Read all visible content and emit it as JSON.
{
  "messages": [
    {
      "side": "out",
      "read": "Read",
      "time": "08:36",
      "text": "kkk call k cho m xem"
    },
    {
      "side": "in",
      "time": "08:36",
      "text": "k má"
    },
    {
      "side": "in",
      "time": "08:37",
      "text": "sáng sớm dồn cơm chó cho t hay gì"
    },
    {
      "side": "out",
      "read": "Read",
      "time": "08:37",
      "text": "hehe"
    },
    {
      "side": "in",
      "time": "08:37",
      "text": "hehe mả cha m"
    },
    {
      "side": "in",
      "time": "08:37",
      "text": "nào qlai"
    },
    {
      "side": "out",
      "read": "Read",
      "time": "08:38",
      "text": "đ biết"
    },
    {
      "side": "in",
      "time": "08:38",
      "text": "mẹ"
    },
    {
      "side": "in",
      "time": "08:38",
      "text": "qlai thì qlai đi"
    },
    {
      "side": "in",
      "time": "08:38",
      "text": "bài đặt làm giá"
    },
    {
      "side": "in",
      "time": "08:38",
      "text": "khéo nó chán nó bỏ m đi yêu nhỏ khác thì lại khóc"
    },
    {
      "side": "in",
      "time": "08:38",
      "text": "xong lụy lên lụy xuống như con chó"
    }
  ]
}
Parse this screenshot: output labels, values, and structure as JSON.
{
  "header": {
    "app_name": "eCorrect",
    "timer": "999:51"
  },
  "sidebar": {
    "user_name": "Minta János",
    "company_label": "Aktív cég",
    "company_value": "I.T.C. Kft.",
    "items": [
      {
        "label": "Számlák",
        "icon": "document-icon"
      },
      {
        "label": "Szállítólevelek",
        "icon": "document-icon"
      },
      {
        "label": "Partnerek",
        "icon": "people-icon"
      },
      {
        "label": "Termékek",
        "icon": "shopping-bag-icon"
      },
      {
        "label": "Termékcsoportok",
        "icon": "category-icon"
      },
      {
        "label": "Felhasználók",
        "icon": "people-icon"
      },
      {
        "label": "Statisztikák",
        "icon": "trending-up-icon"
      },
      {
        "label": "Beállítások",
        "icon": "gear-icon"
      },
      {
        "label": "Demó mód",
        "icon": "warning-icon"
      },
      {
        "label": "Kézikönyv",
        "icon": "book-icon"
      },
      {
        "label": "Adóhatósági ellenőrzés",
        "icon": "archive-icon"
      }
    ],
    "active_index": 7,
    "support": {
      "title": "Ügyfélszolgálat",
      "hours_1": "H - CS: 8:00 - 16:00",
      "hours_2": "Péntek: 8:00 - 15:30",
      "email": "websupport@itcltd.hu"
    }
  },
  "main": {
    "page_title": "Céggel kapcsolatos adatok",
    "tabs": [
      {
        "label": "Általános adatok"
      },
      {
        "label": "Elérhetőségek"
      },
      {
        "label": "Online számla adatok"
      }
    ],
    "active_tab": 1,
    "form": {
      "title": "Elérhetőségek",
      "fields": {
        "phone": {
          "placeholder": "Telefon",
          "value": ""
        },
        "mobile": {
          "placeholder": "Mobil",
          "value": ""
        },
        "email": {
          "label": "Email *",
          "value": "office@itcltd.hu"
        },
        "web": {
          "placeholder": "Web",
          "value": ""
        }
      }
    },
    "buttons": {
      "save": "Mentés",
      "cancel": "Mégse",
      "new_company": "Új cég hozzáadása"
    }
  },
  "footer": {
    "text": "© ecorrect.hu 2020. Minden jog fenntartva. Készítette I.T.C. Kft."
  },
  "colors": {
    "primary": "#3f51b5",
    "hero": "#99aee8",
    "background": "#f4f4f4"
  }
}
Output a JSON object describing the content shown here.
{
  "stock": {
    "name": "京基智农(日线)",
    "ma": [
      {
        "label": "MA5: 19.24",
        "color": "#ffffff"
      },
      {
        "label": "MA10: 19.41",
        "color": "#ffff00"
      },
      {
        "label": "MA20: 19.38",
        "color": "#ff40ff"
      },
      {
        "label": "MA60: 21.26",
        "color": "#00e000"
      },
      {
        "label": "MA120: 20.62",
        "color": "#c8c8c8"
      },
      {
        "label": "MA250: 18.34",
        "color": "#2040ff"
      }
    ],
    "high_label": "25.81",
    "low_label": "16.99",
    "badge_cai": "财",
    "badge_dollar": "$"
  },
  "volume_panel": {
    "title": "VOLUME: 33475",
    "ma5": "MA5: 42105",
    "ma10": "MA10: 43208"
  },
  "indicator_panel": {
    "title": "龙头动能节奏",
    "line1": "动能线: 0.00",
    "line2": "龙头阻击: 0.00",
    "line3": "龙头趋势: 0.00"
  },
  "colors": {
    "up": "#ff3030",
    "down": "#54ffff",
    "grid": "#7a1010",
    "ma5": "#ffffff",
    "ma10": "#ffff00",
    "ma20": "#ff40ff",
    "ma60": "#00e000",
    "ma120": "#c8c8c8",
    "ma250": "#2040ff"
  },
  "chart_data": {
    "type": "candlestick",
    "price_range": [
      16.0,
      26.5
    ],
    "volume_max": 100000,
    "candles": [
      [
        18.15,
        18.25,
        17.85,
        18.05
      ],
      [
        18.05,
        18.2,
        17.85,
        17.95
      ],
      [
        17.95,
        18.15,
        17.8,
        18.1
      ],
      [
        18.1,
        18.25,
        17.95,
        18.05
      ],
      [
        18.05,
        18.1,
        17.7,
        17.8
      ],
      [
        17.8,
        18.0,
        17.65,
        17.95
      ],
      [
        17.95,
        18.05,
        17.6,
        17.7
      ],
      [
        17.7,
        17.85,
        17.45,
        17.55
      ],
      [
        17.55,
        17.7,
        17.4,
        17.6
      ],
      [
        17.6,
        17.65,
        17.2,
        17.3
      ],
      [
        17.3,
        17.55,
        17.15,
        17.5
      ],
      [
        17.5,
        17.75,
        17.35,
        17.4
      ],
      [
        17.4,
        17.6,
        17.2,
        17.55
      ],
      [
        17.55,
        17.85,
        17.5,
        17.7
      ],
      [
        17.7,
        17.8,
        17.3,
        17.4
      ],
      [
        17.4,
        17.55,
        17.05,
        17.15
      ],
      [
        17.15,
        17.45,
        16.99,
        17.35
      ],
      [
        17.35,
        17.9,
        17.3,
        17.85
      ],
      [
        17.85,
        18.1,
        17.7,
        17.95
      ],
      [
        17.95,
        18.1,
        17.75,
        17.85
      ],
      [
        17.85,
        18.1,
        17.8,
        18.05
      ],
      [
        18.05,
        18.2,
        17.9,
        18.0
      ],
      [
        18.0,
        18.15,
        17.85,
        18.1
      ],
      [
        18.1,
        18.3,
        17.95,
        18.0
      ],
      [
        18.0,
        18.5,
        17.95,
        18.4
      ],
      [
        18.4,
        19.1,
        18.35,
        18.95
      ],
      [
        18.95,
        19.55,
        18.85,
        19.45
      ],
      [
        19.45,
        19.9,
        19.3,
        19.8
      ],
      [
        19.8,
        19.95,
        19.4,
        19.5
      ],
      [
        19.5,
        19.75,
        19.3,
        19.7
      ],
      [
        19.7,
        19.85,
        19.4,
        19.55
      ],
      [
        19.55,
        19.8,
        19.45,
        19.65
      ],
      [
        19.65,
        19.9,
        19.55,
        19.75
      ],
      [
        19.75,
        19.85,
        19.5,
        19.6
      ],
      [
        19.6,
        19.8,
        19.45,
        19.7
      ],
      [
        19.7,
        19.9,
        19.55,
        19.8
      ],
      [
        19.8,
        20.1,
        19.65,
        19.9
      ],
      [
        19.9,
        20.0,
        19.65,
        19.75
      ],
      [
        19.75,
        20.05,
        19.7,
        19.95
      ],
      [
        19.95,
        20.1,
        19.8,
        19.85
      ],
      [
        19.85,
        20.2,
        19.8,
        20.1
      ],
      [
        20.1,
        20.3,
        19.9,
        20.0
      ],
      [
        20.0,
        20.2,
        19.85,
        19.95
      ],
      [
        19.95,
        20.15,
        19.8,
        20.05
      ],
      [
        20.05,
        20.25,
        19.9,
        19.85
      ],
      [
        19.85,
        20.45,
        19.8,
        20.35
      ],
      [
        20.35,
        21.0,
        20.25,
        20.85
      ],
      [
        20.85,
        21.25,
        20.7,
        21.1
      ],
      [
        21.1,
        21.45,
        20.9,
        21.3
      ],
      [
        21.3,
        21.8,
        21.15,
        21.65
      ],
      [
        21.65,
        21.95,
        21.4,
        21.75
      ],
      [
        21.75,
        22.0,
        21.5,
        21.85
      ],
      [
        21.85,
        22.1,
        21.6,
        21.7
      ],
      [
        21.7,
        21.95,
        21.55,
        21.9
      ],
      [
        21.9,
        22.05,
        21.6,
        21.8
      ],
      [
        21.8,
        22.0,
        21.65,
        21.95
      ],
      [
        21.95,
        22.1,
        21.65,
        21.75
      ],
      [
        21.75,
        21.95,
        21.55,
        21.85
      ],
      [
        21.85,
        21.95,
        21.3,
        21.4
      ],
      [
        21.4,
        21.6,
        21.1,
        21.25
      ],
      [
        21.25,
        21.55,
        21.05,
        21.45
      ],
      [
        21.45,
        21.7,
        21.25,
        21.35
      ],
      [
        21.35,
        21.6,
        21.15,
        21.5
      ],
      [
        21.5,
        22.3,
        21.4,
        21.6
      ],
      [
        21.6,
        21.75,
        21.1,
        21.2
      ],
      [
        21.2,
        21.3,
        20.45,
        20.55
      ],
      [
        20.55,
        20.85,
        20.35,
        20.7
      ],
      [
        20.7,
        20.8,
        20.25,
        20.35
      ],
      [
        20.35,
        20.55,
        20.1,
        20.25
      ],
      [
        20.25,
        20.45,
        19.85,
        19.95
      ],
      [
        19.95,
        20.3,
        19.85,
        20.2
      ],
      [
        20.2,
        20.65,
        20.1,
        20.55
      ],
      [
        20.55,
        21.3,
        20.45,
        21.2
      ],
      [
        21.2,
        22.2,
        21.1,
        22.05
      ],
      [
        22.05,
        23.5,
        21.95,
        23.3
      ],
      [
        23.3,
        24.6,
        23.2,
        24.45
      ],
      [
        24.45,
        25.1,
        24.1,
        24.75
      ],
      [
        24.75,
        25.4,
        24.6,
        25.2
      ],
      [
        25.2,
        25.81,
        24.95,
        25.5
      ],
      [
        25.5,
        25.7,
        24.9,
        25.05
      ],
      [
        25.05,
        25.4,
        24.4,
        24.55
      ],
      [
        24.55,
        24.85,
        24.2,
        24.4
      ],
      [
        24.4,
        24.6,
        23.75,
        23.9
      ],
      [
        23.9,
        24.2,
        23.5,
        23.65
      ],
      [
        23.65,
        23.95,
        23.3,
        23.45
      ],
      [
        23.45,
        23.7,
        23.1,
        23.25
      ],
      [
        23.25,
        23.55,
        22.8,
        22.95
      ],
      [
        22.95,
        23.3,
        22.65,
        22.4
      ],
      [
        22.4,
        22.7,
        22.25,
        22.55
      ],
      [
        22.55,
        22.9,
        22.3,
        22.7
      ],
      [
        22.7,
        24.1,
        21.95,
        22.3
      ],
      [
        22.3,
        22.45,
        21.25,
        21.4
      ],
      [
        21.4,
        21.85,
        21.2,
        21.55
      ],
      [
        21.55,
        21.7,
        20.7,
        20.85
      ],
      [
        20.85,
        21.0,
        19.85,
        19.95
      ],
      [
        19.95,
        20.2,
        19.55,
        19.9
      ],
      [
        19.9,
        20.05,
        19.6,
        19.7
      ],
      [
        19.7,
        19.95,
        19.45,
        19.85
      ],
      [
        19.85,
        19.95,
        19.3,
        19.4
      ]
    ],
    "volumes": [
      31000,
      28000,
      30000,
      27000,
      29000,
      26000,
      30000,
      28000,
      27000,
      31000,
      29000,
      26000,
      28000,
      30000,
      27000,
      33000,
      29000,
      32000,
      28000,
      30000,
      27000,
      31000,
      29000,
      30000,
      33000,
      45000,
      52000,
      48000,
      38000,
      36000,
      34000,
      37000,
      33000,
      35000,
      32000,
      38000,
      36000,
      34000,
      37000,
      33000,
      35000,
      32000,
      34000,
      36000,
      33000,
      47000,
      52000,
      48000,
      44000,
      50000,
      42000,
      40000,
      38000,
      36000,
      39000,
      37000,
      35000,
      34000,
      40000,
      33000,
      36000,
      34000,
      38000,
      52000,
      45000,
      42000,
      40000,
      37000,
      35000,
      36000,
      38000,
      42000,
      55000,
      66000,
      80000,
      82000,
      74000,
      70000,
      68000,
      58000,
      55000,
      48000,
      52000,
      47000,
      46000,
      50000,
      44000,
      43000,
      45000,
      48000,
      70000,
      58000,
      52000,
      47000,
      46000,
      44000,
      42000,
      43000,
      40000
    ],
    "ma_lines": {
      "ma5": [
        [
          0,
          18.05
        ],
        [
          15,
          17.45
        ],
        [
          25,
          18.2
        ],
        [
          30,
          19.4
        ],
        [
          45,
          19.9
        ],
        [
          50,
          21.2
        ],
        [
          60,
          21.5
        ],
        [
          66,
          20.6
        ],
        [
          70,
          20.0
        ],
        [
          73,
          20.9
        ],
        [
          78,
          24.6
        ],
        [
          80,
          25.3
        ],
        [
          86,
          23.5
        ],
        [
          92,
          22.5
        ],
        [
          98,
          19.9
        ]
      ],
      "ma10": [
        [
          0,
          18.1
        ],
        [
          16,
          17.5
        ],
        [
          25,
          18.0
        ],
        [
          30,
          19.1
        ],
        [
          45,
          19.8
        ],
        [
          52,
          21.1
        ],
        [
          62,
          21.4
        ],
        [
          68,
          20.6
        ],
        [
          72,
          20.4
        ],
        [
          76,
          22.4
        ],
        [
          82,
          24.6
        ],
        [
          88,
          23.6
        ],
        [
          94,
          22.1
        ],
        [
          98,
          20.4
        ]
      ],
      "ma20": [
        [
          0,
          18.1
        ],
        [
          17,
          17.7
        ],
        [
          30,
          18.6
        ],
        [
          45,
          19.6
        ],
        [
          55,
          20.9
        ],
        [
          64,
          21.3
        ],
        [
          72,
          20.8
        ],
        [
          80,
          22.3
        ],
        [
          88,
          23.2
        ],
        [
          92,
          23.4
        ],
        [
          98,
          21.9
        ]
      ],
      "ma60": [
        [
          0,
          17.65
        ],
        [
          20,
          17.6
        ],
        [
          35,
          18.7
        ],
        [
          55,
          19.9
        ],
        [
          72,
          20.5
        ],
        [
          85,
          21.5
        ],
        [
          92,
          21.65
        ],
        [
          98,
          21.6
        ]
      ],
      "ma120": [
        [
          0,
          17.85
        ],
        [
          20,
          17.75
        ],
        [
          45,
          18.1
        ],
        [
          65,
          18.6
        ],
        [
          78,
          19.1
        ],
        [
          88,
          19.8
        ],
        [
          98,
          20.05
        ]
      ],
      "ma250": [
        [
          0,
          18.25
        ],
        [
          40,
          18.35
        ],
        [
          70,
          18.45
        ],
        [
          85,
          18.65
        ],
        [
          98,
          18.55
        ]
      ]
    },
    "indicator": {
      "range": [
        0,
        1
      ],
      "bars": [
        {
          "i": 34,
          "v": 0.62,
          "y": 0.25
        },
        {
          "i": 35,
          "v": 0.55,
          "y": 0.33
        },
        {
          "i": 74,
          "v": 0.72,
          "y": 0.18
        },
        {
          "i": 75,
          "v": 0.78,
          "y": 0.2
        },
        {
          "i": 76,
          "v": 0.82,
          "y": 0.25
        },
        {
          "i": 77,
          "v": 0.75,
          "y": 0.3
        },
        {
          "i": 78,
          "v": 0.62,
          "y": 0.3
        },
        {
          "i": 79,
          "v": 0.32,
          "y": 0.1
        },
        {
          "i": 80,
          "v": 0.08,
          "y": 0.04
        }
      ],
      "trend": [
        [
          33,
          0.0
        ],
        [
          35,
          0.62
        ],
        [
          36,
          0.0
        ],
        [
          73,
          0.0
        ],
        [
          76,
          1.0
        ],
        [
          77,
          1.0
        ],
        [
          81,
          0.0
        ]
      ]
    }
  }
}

● **TASK REQUIREMENTS**: Find how many lines in the listing hold "Elérhetőségek", and reply with that number only.

● **THE REPLY**: 2